# Your task
Identify, in the records below, every line where the string "Curvelabel" appears, and copy each such line.
--- --- ---
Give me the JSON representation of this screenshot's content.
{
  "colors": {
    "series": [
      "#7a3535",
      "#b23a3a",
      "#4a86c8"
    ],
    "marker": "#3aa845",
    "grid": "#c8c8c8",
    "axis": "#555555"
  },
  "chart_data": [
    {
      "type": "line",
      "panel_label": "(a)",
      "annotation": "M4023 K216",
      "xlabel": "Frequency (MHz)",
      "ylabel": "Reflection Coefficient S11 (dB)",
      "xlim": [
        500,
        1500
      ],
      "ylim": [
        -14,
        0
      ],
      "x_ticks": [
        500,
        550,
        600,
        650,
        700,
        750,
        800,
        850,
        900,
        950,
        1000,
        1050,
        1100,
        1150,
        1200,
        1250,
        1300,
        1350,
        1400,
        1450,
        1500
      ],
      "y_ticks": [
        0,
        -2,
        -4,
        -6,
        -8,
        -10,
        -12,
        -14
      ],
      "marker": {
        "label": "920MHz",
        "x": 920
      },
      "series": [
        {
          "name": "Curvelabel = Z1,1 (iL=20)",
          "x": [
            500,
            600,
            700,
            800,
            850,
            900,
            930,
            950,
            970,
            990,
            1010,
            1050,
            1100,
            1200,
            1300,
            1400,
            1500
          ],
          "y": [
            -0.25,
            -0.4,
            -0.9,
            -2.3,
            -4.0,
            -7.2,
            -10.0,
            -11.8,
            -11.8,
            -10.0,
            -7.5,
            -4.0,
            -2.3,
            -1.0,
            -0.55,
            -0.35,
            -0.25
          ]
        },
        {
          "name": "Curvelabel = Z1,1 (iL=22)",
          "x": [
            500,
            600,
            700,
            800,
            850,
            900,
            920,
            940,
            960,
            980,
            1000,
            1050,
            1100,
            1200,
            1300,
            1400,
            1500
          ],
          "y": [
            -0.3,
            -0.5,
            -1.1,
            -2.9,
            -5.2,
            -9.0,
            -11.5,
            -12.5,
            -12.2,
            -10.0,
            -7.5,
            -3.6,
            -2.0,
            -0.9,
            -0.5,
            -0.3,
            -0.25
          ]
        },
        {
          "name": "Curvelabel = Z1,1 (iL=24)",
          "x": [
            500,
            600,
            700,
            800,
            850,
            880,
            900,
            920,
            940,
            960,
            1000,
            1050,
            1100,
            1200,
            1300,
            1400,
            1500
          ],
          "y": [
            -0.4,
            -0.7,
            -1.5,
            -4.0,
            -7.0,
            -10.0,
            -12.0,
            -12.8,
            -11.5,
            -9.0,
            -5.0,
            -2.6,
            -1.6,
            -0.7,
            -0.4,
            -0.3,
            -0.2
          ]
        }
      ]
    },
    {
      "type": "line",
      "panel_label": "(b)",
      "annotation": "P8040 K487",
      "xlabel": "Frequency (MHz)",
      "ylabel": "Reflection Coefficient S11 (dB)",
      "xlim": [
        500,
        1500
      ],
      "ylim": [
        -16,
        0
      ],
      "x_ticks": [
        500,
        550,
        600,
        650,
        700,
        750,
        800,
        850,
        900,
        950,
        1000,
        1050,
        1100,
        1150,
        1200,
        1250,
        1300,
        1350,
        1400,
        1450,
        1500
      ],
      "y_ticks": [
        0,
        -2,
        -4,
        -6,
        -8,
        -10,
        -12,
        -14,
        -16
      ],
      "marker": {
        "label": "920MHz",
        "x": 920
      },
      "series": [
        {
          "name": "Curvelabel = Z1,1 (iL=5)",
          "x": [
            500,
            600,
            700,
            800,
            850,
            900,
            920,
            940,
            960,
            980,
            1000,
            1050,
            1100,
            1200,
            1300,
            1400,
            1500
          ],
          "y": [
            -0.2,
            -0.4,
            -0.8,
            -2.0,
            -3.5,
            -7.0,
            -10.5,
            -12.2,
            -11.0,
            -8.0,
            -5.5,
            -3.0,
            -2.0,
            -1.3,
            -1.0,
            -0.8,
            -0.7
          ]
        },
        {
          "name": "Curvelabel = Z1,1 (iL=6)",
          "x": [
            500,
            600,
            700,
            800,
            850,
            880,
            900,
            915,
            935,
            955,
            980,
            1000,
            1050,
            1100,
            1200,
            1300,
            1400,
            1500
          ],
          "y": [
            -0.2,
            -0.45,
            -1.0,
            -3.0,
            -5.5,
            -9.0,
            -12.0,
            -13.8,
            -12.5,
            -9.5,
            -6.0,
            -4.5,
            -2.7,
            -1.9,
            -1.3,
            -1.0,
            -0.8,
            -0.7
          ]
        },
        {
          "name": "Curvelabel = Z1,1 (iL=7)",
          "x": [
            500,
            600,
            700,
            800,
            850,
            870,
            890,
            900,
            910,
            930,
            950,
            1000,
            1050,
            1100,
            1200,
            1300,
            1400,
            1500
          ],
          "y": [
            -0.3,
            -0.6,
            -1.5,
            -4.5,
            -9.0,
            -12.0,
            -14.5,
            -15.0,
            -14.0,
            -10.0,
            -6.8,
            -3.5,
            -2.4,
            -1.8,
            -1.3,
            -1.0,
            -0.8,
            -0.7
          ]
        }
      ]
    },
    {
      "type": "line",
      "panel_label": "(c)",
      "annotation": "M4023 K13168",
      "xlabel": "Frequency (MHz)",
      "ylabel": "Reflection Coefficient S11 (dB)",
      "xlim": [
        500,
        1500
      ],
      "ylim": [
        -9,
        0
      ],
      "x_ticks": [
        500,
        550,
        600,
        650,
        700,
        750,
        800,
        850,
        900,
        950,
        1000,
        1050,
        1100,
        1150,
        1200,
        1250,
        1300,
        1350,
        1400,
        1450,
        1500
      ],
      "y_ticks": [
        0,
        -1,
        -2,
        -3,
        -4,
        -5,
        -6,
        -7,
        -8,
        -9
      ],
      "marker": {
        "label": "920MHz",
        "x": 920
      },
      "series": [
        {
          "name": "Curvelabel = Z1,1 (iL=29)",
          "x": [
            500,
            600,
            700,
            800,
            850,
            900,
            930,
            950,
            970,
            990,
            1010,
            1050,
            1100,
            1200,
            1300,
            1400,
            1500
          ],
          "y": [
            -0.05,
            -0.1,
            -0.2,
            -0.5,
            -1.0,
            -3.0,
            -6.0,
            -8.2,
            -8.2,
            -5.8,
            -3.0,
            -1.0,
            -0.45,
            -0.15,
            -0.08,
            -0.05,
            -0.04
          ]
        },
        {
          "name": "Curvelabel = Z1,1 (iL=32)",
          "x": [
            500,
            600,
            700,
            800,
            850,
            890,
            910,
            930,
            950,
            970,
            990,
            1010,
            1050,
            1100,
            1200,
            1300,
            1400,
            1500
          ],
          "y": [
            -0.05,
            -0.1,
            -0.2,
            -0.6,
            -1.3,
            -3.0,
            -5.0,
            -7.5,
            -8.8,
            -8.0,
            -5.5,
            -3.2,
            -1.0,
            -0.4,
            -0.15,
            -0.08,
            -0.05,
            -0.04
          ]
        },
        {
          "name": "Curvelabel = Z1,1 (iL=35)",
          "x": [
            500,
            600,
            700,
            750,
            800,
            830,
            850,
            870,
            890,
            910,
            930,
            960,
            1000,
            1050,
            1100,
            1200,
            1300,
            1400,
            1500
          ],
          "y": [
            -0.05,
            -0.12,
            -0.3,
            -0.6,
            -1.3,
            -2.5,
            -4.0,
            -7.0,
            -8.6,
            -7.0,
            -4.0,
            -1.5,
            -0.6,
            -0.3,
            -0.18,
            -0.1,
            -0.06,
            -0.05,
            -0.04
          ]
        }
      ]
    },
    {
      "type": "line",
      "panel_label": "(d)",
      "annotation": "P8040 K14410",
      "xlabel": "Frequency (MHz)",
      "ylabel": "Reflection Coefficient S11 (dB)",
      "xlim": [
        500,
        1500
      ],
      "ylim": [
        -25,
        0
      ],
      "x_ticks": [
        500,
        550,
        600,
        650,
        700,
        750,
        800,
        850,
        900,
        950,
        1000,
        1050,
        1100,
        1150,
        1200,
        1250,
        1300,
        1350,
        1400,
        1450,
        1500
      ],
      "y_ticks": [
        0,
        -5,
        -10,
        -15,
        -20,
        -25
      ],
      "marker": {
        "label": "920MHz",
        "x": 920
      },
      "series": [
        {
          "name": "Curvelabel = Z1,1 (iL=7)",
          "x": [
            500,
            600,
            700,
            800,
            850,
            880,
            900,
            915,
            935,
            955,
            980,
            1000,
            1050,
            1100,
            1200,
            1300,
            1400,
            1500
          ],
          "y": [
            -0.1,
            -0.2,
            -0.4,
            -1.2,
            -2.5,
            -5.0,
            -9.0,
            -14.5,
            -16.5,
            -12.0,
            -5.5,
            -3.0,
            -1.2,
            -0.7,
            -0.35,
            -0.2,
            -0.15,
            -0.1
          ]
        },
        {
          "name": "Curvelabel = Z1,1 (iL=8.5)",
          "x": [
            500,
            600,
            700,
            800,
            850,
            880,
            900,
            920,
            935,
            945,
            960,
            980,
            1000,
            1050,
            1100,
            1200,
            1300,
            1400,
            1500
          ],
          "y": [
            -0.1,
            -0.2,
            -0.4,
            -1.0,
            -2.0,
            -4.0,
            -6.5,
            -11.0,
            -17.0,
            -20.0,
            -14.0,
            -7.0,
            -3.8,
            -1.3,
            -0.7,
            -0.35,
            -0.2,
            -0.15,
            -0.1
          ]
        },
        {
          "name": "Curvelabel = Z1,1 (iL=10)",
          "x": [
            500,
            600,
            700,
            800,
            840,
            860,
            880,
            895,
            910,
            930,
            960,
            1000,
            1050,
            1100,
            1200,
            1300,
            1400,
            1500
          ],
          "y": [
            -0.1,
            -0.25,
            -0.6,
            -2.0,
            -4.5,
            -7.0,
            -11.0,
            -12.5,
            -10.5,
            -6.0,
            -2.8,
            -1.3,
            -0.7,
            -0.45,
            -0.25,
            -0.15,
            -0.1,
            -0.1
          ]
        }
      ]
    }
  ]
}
--- --- ---
# Output below
          "name": "Curvelabel = Z1,1 (iL=20)",
          "name": "Curvelabel = Z1,1 (iL=22)",
          "name": "Curvelabel = Z1,1 (iL=24)",
          "name": "Curvelabel = Z1,1 (iL=5)",
          "name": "Curvelabel = Z1,1 (iL=6)",
          "name": "Curvelabel = Z1,1 (iL=7)",
          "name": "Curvelabel = Z1,1 (iL=29)",
          "name": "Curvelabel = Z1,1 (iL=32)",
          "name": "Curvelabel = Z1,1 (iL=35)",
          "name": "Curvelabel = Z1,1 (iL=7)",
          "name": "Curvelabel = Z1,1 (iL=8.5)",
          "name": "Curvelabel = Z1,1 (iL=10)",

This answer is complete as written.